[Start of DATA FOR THIS TASK]
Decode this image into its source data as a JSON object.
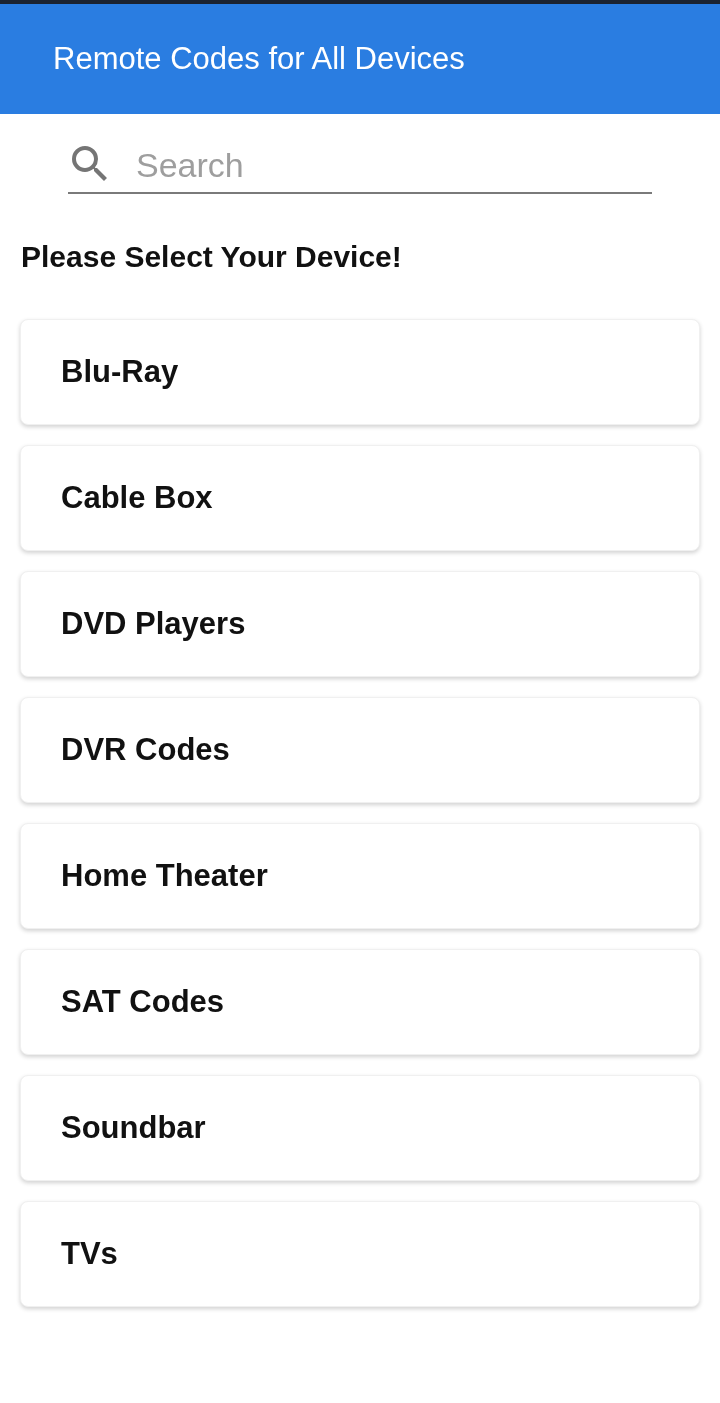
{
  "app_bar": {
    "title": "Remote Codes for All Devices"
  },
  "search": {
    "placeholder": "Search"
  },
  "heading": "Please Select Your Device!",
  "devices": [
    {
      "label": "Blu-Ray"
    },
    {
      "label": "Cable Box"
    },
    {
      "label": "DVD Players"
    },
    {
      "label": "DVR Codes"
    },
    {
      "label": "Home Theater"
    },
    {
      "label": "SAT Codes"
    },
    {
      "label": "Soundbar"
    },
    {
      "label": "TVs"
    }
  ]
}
[End of DATA FOR THIS TASK]
• [REQUIREMENT] How many lines in the listing contain "label"? Answer with the number alone.

• [OUTPUT OF THE EXERCISE] 8